• RECORDS PROVIDED:
◇ ◇ ◇ ◇ ◇
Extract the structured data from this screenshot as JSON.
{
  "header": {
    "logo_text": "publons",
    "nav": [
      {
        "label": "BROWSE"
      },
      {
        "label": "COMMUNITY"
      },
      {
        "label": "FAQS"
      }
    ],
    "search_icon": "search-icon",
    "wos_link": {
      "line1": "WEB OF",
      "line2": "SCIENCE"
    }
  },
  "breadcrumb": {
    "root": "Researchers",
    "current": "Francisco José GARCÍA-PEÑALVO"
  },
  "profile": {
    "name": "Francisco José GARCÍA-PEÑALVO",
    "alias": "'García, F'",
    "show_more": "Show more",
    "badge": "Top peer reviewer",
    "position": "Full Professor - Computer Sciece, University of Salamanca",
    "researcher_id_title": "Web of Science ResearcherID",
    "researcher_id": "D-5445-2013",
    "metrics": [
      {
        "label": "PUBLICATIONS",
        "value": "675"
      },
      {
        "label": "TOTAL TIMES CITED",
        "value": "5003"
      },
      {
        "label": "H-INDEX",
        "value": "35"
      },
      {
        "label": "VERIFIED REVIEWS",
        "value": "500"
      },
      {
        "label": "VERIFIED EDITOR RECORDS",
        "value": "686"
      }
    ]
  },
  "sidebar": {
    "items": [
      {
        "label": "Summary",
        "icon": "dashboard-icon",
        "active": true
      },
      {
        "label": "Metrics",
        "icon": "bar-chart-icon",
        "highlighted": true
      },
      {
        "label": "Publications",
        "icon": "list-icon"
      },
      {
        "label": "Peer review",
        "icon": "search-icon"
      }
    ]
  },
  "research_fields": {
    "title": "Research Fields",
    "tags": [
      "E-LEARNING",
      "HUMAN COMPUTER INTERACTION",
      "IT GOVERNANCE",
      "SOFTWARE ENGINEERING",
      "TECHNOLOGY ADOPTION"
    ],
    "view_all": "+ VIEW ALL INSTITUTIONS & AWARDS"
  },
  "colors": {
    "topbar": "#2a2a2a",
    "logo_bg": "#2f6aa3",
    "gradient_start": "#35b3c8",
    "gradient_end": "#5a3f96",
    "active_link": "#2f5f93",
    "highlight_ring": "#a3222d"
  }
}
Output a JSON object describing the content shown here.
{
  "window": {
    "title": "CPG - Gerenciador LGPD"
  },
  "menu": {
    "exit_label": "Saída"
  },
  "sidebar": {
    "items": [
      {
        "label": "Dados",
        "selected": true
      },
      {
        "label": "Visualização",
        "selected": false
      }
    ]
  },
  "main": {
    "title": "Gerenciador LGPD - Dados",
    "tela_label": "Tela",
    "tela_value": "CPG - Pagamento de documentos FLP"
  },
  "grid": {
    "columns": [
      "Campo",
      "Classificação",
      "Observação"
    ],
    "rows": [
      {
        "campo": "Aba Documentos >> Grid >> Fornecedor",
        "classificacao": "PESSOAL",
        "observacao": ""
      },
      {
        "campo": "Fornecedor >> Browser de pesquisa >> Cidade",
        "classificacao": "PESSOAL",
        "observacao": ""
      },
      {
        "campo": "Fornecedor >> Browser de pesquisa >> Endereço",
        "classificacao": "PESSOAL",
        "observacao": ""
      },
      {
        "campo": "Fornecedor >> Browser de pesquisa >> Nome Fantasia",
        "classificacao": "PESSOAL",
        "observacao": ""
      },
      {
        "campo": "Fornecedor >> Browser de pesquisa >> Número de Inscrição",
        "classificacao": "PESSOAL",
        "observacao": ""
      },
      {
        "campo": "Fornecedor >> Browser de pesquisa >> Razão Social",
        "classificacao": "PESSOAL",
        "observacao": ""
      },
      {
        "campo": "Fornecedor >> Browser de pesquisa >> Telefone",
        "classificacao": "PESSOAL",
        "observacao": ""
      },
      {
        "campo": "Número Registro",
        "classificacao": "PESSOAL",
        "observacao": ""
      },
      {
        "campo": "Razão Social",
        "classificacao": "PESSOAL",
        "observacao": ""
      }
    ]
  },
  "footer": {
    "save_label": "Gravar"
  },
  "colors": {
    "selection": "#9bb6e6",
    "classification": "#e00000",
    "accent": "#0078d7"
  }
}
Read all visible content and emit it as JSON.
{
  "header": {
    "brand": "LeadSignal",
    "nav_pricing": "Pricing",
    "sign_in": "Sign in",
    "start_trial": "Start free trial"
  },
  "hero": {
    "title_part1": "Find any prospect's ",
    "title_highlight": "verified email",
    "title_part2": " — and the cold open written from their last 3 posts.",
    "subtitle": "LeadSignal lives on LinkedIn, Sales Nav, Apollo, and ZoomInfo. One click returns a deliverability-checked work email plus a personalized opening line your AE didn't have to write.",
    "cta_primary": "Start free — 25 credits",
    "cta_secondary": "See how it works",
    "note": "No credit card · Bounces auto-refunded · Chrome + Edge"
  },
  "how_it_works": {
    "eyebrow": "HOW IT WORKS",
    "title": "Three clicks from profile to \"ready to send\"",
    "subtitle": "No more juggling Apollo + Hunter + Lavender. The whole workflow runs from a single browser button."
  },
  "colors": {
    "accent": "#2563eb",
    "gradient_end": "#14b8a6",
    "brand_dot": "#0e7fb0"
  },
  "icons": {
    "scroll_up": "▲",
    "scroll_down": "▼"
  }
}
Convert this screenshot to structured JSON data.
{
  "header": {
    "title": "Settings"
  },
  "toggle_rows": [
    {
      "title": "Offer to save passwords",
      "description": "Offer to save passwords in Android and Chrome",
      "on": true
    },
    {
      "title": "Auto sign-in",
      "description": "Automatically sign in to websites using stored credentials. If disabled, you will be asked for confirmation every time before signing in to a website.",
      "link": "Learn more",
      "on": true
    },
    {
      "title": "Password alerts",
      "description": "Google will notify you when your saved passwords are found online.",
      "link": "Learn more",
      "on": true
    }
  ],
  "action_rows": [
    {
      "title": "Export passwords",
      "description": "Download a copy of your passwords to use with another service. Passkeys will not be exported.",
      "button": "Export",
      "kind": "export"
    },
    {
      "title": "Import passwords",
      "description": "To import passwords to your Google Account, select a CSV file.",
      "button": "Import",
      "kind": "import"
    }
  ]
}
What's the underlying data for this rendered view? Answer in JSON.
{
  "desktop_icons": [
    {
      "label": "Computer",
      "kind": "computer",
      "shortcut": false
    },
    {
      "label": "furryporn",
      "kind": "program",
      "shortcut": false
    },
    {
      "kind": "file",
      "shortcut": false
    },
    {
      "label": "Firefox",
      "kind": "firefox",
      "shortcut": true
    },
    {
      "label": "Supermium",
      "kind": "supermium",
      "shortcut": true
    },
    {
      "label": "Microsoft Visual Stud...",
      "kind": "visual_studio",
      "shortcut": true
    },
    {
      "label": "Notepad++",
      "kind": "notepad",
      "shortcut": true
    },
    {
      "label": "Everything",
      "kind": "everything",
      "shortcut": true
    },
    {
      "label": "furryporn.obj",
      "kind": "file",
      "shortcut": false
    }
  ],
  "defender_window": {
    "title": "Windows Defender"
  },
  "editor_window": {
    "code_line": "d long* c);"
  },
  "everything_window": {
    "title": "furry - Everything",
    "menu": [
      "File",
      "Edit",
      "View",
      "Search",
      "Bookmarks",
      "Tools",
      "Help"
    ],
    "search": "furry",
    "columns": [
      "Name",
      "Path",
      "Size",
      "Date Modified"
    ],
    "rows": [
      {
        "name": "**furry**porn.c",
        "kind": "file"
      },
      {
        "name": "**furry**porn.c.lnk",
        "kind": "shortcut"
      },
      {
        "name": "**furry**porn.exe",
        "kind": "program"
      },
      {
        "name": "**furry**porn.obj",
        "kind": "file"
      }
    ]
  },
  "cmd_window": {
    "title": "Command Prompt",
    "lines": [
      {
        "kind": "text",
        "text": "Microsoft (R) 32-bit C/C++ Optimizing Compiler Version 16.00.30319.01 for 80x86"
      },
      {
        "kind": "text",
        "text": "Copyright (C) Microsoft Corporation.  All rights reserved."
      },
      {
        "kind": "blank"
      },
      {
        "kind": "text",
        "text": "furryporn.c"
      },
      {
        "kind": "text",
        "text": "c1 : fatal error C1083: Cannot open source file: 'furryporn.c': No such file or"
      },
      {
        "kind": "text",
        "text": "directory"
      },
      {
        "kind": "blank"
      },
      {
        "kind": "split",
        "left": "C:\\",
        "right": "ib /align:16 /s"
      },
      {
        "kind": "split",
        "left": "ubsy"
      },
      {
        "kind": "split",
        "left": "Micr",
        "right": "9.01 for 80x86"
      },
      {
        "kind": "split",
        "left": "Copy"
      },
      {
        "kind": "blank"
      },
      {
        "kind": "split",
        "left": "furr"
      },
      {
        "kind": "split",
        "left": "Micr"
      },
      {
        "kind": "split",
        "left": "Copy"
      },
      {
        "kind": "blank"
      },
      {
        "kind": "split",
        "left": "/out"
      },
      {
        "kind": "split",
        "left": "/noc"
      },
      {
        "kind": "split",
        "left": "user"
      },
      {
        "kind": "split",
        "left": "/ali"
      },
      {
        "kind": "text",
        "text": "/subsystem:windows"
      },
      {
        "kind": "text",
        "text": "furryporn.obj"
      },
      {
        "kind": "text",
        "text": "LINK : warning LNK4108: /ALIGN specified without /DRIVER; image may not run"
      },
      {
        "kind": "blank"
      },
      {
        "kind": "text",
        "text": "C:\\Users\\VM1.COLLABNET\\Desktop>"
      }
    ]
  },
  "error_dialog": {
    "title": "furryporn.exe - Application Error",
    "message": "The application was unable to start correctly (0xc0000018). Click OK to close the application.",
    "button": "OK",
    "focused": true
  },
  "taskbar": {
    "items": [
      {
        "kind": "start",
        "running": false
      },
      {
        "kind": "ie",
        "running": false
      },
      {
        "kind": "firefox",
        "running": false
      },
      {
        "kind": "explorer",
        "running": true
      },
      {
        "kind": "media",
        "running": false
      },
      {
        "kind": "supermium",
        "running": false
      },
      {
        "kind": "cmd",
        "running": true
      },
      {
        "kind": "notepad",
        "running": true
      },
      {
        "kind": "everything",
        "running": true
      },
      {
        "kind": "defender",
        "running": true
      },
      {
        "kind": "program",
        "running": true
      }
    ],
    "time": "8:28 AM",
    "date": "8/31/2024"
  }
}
◇ ◇ ◇ ◇ ◇
• TASK GOAL: Each line in the listing above that contains "Chrome" should be copied.

• CORRECT OUTPUT:
    "note": "No credit card · Bounces auto-refunded · Chrome + Edge"
      "description": "Offer to save passwords in Android and Chrome",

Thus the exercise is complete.